Opdracht a: Wil je uit het fragment over ditransitieve werkwoorden in het Nederlands letterlijk herhalen wat begint bij "2) is it possible" en eindigt bij "answer my questions."?

Fragment:
• • • • • • •
# Vragen over "geven", "zeggen" etc.



## December1

Dag!

Unfortunately I am not able to write in Dutch yet but you are welcome to answer me in het Nederlands!

************
I am working on my BA-thesis over ditransitive verbs and I have some questions concerning Dutch patterns:

1) how would you say in Dutch these sentences:
1.*I will tell Maria the truth. *
*2.The girl showed the audience a letter.*


2) is it possible to use the "aan" pattern in the above sentences, like in:


*- A) Peter geef de broer het boek. => B) Peter geef het boek aan de broer.*


3) 3) do you notice any meaning difference between A & B? (between "aan" pattern & non - "aan" pattern) 


4) 4) how would you translate: 
I g* He gives it to him / He gives him it ?*


So far for now! I do hope there is someone able to answer my questions.
Dank je!
Groetjes - december1


----------



## Frank06

Hoi,

Eerst en vooral: welkom!

Wat de vertalingen betreft:

*1. I will tell Maria the truth.*
> Ik zal Maria de waarheid zeggen.
> Ik zal tegen Maria de waarheid zeggen.
> Ik zal de waarheid tegen Maria zeggen.

*2.The girl showed the audience a letter.*
> Het meisje toonde het publiek een letter (of een brief).
> Het meisje toonde een letter aan het publiek.
[bij 'brief' denk ik bijv. aan een gaste bij Oprah, bij 'letter' denk ik aan een tv-programma zoals 'Cijfers en letters'. Maar dit is niet echt / echt niet belangrijk voor je vraag ]




> 3) do you notice any meaning difference between A & B? (between "aan" pattern & non - "aan" pattern)


I'll leave that to other members . I find it very difficult to answer this kind of questions without _hearing_ the sentences. I mean, intonation (and context) is so important in this kind of cases.

*4. He gives it to him / He gives him it?*
> Hij geeft het hem.
> Hij geeft hem het (?).
> Hij geeft het aan hem.

I am quite sure that other members will come up with other translations, or remarks and comments.

I do hope that some will discuss possible differences in meaning.
• • • • • • •
Opdracht b: Kun je uit de rijen hieronder alleen de regels overnemen die beginnen bij de regel met "AC source circle [494,324,534,364]" en eindigen bij de regel met "diagram outer frame [199,219,1060,1184]", beide inbegrepen? Verander niets.

Gegevens:
• • • • • • •
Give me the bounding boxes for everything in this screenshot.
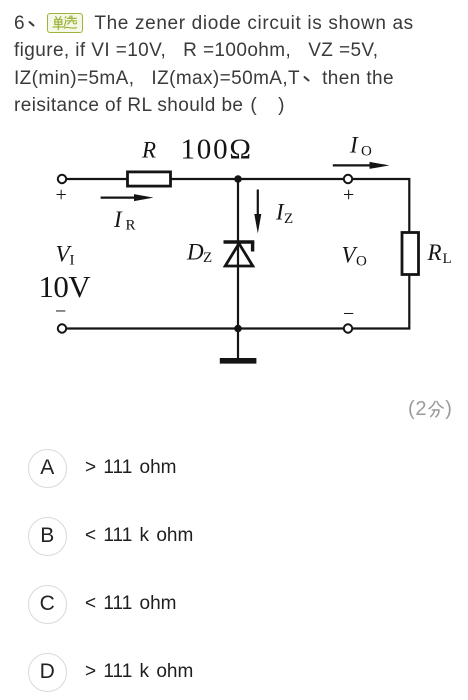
zener diode DZ cathode bent tab xyxy=(251,242,254,252)
svg-text:Z: Z xyxy=(284,211,293,227)
terminal input + (open circle) xyxy=(58,175,66,183)
wire bottom from left terminal to node B and output bottom terminal xyxy=(67,327,344,329)
svg-text:+: + xyxy=(343,184,354,206)
svg-text:I: I xyxy=(113,207,123,232)
svg-text:R: R xyxy=(126,218,136,234)
zener diode DZ anode triangle xyxy=(225,244,253,267)
svg-text:R: R xyxy=(427,240,442,265)
svg-text:O: O xyxy=(356,254,367,270)
svg-text:Z: Z xyxy=(203,250,212,266)
terminal output + (open circle) xyxy=(344,175,352,183)
label IO xyxy=(349,133,372,160)
label VI source voltage xyxy=(56,242,75,269)
label IR xyxy=(113,207,136,234)
svg-text:+: + xyxy=(56,184,67,206)
svg-text:100Ω: 100Ω xyxy=(181,134,253,166)
terminal output - (open circle) xyxy=(344,324,352,332)
ground stub wire xyxy=(237,329,239,359)
svg-text:D: D xyxy=(186,240,204,265)
label IZ xyxy=(275,200,293,228)
svg-text:10V: 10V xyxy=(39,269,92,304)
svg-text:R: R xyxy=(141,138,156,163)
label DZ xyxy=(186,240,212,267)
zener diode DZ cathode bar xyxy=(224,240,255,244)
svg-text:−: − xyxy=(343,303,354,325)
arrow IR current xyxy=(101,194,154,201)
svg-text:I: I xyxy=(70,253,75,269)
svg-text:I: I xyxy=(349,133,359,158)
ground bar xyxy=(220,358,257,364)
wire top-left from input terminal to resistor R xyxy=(67,178,128,180)
label RL xyxy=(427,240,452,267)
wire top-right from output terminal to right rail corner xyxy=(353,179,410,233)
arrow IZ current xyxy=(254,190,261,234)
arrow IO current xyxy=(333,162,390,169)
terminal input - (open circle) xyxy=(58,324,66,332)
node B junction dot bottom xyxy=(234,325,242,333)
wire zener branch vertical xyxy=(237,179,239,329)
resistor RL body xyxy=(402,233,419,275)
node A junction dot top xyxy=(234,175,242,183)
resistor R body xyxy=(128,172,171,186)
wire right rail below RL to bottom wire xyxy=(353,275,410,329)
svg-text:L: L xyxy=(443,251,452,267)
svg-text:O: O xyxy=(361,144,372,160)
wire top-middle from resistor R to node A and to output terminal xyxy=(171,178,344,180)
label VO output voltage xyxy=(342,243,368,270)
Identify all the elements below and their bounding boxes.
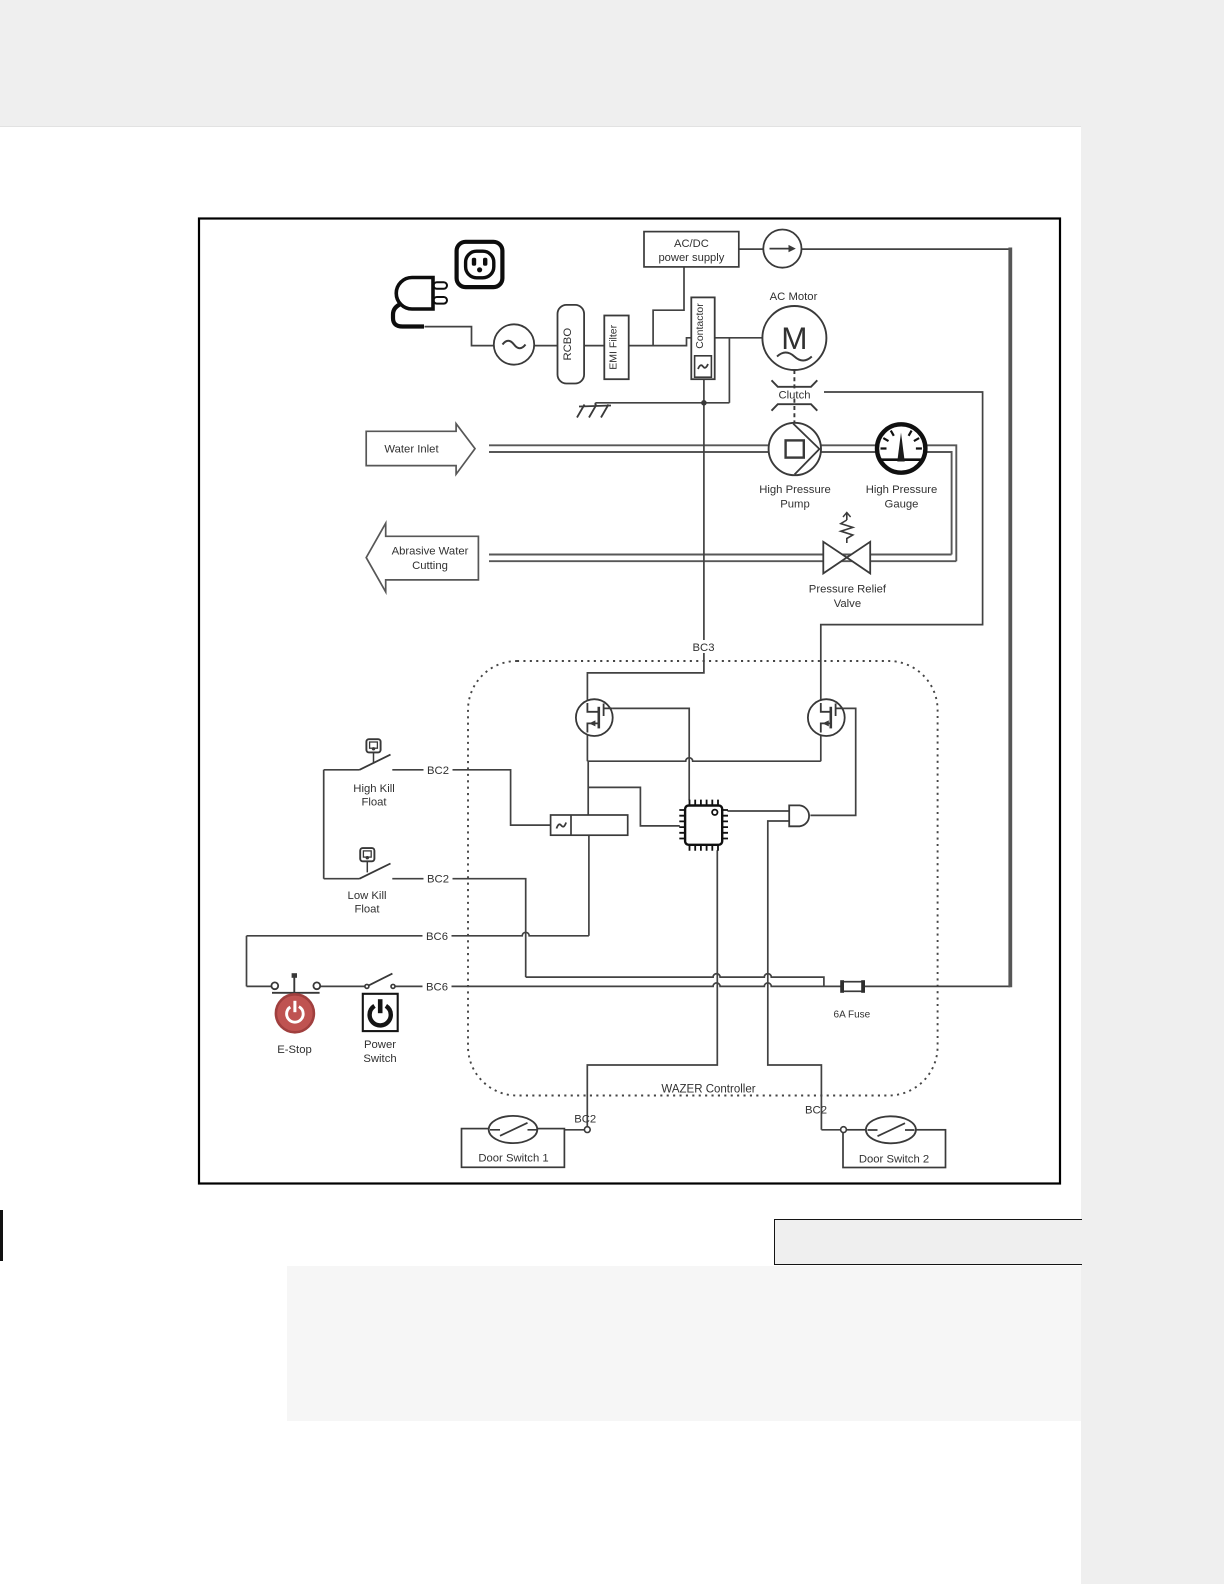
AC source circle [494,324,534,364]
wire: thick right return bus [1008,248,1012,988]
label: High Kill Float [353,783,394,809]
wire: contactor down to BC3 and left MOSFET [587,379,704,701]
svg-text:AC/DC: AC/DC [674,238,709,250]
AC/DC power supply [644,232,739,267]
label: BC6 node (bus) [423,929,452,943]
diagram outer frame [199,219,1060,1184]
svg-text:High Pressure: High Pressure [759,484,831,496]
svg-text:Pressure Relief: Pressure Relief [809,584,887,596]
wire: high kill float circuit to relay [324,770,551,825]
svg-text:WAZER Controller: WAZER Controller [661,1084,755,1096]
wire: AND gate second input from below [768,821,822,1130]
svg-text:EMI Filter: EMI Filter [608,324,620,369]
wire: clutch tap to right MOSFET [821,392,983,702]
wire: AND gate output up to right MOSFET [810,708,855,815]
label: BC2 node (high kill) [424,763,453,777]
6A fuse F1 [840,980,865,993]
svg-text:AC Motor: AC Motor [770,291,818,303]
wire: MOSFET source bus with hop [587,734,820,761]
wire: door switch 2 lead [821,1129,866,1131]
wire: metering circle to right bus [802,248,1011,250]
label: Low Kill Float [348,890,387,916]
wire: low kill float circuit [324,879,526,977]
wire: AC source to RCBO [534,345,557,347]
label: Clutch [778,389,812,402]
node: ground bus junction dot [701,400,707,406]
wire: chip bottom pin down to door switch 1 [587,850,717,1130]
Abrasive Water Cutting block arrow [366,523,478,592]
svg-text:E-Stop: E-Stop [277,1044,312,1056]
Water Inlet block arrow [366,424,475,475]
wire: fuse to right bus [863,985,1010,987]
svg-text:BC6: BC6 [426,931,448,943]
wire: EMI filter to contactor with jog [629,338,692,346]
MOSFET Q1 [576,699,613,736]
high kill float switch [360,739,391,770]
wire: AC/DC supply to metering circle [739,248,763,250]
label: BC6 node (e-stop line) [423,980,452,994]
svg-text:Cutting: Cutting [412,560,448,572]
wire: ground bus [595,402,729,404]
wire: contactor to AC motor [715,337,763,339]
AC motor M [762,306,826,370]
e-stop NC contact [271,973,320,993]
svg-text:Gauge: Gauge [885,499,919,511]
power switch icon [363,994,398,1031]
wire: e-stop to power switch [320,985,365,987]
wire: low kill extension with hops to fuse line [526,974,824,987]
svg-text:Low Kill: Low Kill [348,890,387,902]
power switch contact [365,974,395,989]
high pressure pump [769,423,821,475]
svg-text:BC2: BC2 [805,1105,827,1117]
wire: BC6 down link to e-stop line [246,936,248,987]
label: Pressure Relief Valve [809,584,887,611]
wire: BC6 bus with hop to relay [247,932,589,936]
wire: motor wire branch down to ground bus [728,338,730,403]
wire: relay branch to chip left pin [588,787,680,826]
pressure relief valve [823,513,870,574]
wire: high kill to low kill left link [323,770,325,879]
svg-text:Power: Power [364,1039,396,1051]
label: BC3 node [690,640,719,654]
svg-text:High Kill: High Kill [353,783,394,795]
RCBO breaker [558,305,585,384]
svg-text:BC3: BC3 [693,642,715,654]
wire: power switch to fuse with hops [395,983,842,987]
wire: relay box bottom to BC6 line [588,835,590,936]
label: Abrasive Water Cutting [392,546,469,573]
wire: chip right pin to AND gate input [728,810,790,812]
svg-text:BC6: BC6 [426,982,448,994]
svg-text:Clutch: Clutch [778,390,810,402]
svg-text:Valve: Valve [834,598,861,610]
MOSFET Q2 [808,699,845,736]
svg-text:Door Switch 1: Door Switch 1 [478,1153,548,1165]
low kill float switch [360,848,391,879]
svg-text:6A Fuse: 6A Fuse [834,1010,871,1021]
svg-text:BC2: BC2 [574,1114,596,1126]
microcontroller U1 [679,800,728,851]
svg-text:Contactor: Contactor [694,303,706,349]
svg-text:Water Inlet: Water Inlet [384,444,439,456]
svg-text:BC2: BC2 [427,874,449,886]
wire: source bus down to relay coil box [587,761,589,815]
AND gate [789,805,809,826]
ground chassis symbol [577,403,611,418]
wire: door switch 1 lead [537,1129,587,1131]
door switch 2 [841,1116,946,1167]
svg-text:RCBO: RCBO [562,328,574,361]
wire: e-stop line left [247,985,272,987]
label: BC2 node (low kill) [424,872,453,886]
kill relay box [551,815,628,835]
svg-text:Switch: Switch [363,1053,396,1065]
EMI Filter [604,316,628,380]
wire: high pressure pipe from pump through gauge, turn down [821,445,956,561]
WAZER Controller dashed enclosure [468,661,938,1096]
plug icon [393,278,447,327]
E-Stop button [276,994,314,1032]
clutch coupling [772,370,818,424]
high pressure gauge [877,424,925,472]
outlet icon [457,242,503,287]
label: High Pressure Pump [759,484,831,511]
label: AC/DC power supply [658,238,724,264]
svg-text:Door Switch 2: Door Switch 2 [859,1154,929,1166]
wire: plug cord to AC source circle [425,327,494,346]
wire: abrasive water pipe from vertical through valve to arrow [489,555,956,562]
current metering circle [763,230,801,268]
svg-text:Float: Float [354,904,380,916]
wire: left MOSFET gate to chip top pin [613,708,690,800]
svg-text:M: M [781,320,807,356]
wire: RCBO to EMI filter [584,345,604,347]
door switch 1 [462,1116,591,1167]
svg-text:High Pressure: High Pressure [866,484,938,496]
svg-text:Float: Float [361,797,387,809]
svg-text:Pump: Pump [780,499,810,511]
svg-text:power supply: power supply [658,252,724,264]
contactor K1 [691,297,714,379]
wire: water inlet pipe (double line) to pump [489,445,769,452]
label: High Pressure Gauge [866,484,938,511]
wire: AC/DC supply branch down to mains wire [653,267,684,346]
svg-text:Abrasive Water: Abrasive Water [392,546,469,558]
label: Power Switch [363,1039,396,1065]
svg-text:BC2: BC2 [427,765,449,777]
• • • • • • •
Antwoord a:
2) is it possible to use the "aan" pattern in the above sentences, like in:


*- A) Peter geef de broer het boek. => B) Peter geef het boek aan de broer.*


3) 3) do you notice any meaning difference between A & B? (between "aan" pattern & non - "aan" pattern) 


4) 4) how would you translate: 
I g* He gives it to him / He gives him it ?*


So far for now! I do hope there is someone able to answer my questions.

Antwoord b:
AC source circle [494,324,534,364]
wire: thick right return bus [1008,248,1012,988]
label: High Kill Float [353,783,394,809]
wire: contactor down to BC3 and left MOSFET [587,379,704,701]
svg-text:AC/DC: AC/DC [674,238,709,250]
AC/DC power supply [644,232,739,267]
label: BC6 node (bus) [423,929,452,943]
diagram outer frame [199,219,1060,1184]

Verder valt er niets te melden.